(Items listed in a dataset)
-- begin --
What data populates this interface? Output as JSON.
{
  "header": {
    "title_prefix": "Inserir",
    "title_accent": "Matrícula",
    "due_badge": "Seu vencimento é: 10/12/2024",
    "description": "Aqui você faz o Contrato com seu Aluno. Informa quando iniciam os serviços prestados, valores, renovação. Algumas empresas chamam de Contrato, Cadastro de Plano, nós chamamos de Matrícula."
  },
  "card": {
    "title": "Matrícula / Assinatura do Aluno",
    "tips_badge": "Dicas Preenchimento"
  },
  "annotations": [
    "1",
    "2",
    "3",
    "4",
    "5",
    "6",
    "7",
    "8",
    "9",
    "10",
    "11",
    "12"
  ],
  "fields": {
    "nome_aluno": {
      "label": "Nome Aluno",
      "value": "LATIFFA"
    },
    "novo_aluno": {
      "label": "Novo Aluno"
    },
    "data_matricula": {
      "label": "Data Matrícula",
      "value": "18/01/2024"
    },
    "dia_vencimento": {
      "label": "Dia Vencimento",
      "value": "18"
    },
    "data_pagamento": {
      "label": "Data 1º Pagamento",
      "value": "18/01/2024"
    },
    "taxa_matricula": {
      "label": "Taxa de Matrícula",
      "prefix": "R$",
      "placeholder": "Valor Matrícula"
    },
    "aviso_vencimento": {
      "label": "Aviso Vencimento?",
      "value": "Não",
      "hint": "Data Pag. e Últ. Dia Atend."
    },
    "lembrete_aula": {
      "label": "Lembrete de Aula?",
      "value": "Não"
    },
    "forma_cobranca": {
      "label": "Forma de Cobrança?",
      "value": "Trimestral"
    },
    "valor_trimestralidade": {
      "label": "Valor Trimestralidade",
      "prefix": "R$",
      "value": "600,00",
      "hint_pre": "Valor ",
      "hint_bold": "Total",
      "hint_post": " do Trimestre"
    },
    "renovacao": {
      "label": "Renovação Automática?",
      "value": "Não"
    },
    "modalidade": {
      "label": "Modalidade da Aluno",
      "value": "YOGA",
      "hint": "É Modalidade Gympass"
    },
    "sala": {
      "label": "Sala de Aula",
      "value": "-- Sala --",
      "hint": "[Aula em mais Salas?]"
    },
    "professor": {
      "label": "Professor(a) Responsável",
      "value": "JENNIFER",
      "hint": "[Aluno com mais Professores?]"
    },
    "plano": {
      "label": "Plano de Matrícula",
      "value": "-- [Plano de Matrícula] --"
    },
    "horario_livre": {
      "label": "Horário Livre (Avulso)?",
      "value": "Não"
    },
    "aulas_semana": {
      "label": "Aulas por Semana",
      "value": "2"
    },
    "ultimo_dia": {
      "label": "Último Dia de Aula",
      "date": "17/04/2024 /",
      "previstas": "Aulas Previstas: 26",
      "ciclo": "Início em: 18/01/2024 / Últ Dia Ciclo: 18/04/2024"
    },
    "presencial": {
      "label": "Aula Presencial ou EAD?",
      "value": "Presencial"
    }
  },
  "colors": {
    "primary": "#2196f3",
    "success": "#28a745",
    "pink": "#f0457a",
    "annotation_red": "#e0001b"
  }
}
-- end --
-- begin --
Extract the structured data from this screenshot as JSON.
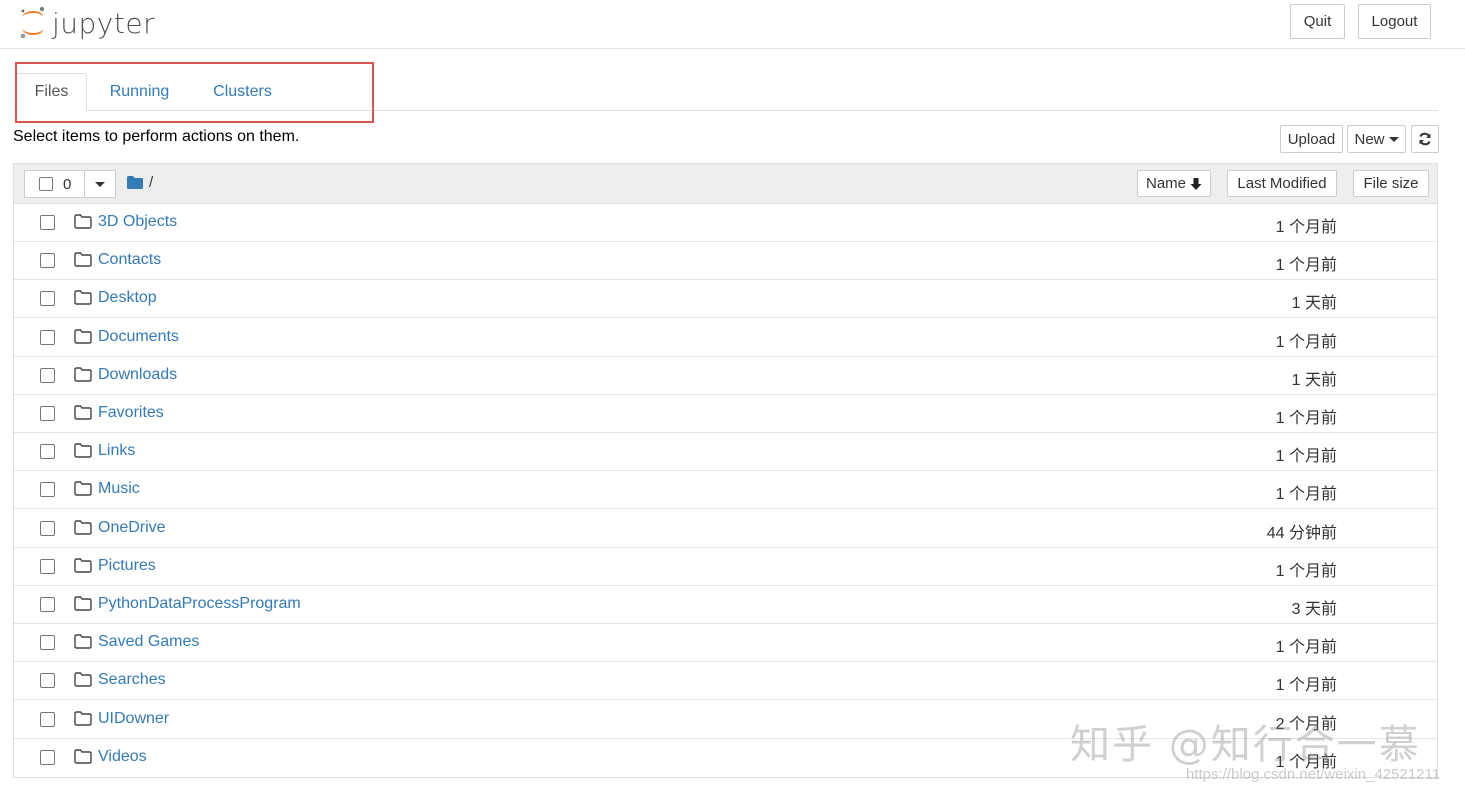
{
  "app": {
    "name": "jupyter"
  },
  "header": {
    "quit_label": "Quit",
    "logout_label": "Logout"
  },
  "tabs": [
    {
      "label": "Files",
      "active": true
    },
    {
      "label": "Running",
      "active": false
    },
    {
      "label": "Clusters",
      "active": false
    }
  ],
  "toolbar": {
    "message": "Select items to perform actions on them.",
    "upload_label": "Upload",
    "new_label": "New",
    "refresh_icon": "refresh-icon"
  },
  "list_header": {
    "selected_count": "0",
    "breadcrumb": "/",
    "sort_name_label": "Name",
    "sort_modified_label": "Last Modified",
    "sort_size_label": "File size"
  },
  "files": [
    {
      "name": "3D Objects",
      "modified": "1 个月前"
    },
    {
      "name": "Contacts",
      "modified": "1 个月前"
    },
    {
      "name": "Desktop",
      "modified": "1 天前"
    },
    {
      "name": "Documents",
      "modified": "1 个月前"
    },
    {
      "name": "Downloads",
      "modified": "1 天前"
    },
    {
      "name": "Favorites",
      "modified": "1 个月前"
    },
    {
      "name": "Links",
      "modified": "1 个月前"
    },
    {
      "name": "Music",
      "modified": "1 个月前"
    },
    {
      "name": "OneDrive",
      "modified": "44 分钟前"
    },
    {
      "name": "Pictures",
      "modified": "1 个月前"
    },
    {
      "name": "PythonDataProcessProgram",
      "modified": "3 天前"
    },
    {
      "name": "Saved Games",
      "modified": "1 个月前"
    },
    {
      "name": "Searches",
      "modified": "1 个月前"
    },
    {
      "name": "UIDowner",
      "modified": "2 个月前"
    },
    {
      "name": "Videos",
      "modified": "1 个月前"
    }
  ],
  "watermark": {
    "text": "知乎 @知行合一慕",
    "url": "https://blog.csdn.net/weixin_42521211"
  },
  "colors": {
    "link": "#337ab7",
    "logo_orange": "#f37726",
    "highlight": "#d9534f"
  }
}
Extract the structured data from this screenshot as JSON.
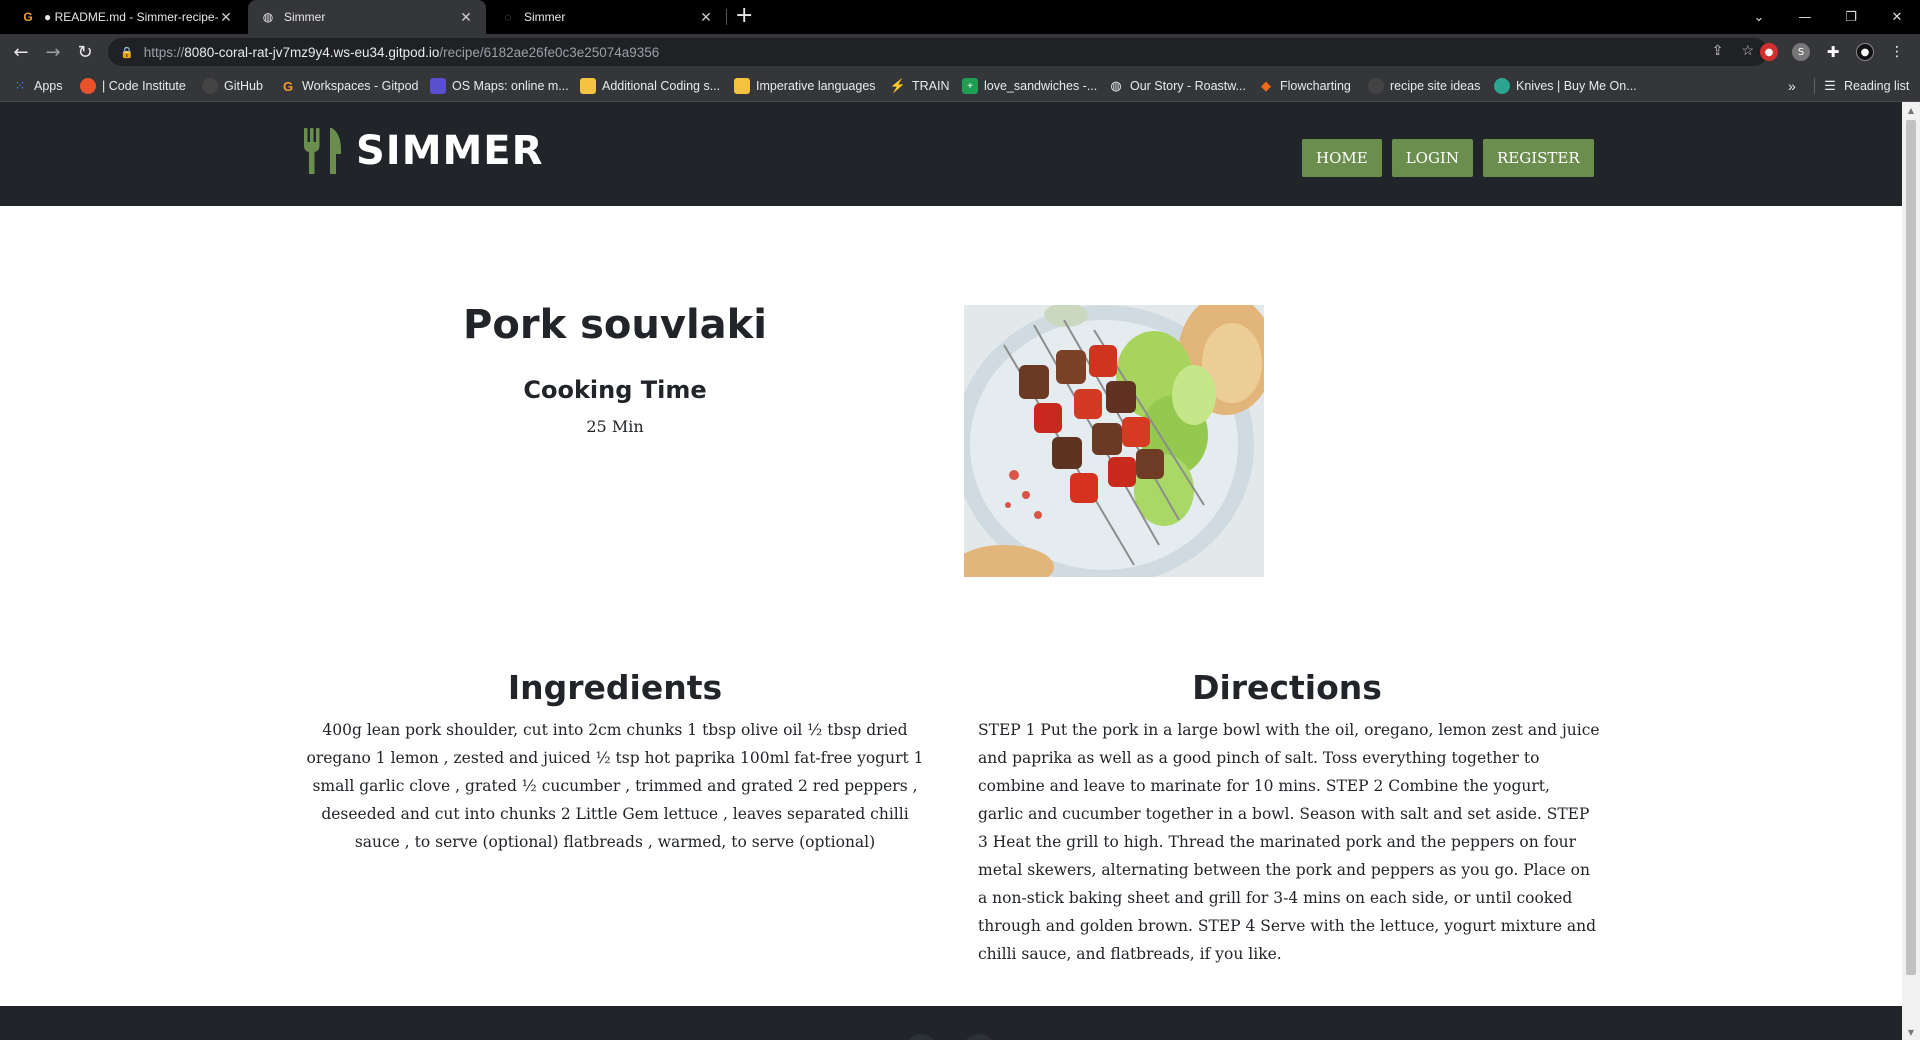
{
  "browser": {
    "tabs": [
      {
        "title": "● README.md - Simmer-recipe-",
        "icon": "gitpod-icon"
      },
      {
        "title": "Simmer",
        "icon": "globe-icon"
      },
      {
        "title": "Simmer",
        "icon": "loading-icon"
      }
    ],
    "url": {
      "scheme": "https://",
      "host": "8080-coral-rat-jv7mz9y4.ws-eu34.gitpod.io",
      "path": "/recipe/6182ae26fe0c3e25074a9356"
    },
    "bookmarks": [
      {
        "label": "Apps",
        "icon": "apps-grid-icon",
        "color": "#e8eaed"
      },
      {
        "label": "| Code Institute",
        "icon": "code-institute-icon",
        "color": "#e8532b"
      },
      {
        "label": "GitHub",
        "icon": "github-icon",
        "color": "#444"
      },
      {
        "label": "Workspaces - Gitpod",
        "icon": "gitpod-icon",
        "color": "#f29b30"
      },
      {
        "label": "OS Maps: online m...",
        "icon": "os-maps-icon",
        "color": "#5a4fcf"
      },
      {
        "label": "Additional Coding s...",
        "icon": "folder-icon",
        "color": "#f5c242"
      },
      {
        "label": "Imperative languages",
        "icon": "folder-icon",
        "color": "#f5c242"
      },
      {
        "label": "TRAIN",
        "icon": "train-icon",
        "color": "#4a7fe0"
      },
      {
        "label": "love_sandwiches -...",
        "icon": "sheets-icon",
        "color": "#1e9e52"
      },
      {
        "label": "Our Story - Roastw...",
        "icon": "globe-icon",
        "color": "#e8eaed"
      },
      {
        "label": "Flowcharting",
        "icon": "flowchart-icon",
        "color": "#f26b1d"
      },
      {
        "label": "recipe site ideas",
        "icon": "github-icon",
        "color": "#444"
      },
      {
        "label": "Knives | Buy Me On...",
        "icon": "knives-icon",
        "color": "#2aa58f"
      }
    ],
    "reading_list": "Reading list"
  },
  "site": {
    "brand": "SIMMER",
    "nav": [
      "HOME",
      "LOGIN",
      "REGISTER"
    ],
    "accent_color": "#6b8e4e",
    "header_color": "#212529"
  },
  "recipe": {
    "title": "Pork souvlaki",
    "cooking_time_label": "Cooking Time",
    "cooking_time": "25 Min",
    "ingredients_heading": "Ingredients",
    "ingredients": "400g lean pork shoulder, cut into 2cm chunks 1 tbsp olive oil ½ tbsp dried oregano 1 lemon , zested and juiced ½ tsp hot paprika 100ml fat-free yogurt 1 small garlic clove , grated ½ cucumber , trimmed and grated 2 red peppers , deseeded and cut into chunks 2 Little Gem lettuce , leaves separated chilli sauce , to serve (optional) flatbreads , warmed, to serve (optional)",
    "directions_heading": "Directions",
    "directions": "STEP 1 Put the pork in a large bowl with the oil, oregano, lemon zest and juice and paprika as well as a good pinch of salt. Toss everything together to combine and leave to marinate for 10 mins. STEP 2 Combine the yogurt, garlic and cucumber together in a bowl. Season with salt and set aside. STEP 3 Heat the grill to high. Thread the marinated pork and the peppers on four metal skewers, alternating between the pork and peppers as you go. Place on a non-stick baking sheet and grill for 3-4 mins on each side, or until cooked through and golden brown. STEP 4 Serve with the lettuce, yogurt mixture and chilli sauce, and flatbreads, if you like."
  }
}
-- end --
-- begin --
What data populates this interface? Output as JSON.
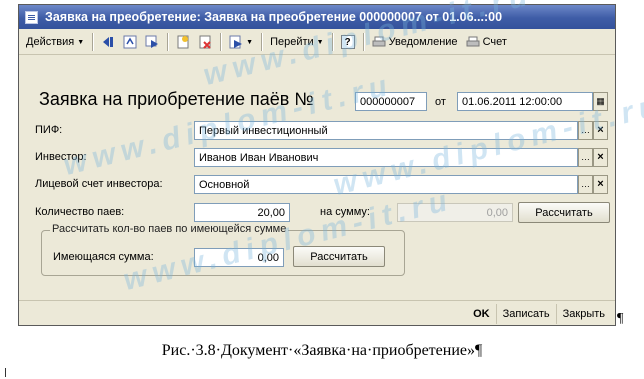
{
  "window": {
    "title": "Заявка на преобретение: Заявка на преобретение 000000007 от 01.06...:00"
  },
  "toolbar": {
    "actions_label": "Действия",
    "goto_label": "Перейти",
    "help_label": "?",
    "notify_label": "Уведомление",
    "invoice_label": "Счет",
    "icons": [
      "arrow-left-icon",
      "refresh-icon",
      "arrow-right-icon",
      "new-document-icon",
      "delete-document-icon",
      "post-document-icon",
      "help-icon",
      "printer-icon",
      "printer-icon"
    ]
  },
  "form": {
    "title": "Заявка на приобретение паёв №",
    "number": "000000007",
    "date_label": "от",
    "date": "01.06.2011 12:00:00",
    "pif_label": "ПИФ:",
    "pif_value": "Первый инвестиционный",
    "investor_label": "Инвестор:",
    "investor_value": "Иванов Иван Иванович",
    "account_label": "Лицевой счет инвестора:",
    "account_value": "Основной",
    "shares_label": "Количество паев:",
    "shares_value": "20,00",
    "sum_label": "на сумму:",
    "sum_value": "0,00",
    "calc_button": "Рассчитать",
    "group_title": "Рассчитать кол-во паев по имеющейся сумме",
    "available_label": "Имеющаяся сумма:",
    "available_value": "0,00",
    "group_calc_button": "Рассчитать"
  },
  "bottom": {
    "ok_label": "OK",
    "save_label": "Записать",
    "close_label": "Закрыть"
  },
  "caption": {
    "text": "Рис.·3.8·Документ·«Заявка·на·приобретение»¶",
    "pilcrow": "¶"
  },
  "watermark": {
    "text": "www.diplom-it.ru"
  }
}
-- end --
TASK PROMPT:
In the listing above, locate each line with "паев" and copy it.

REPLY TO THE TASK:
    "shares_label": "Количество паев:",
    "group_title": "Рассчитать кол-во паев по имеющейся сумме",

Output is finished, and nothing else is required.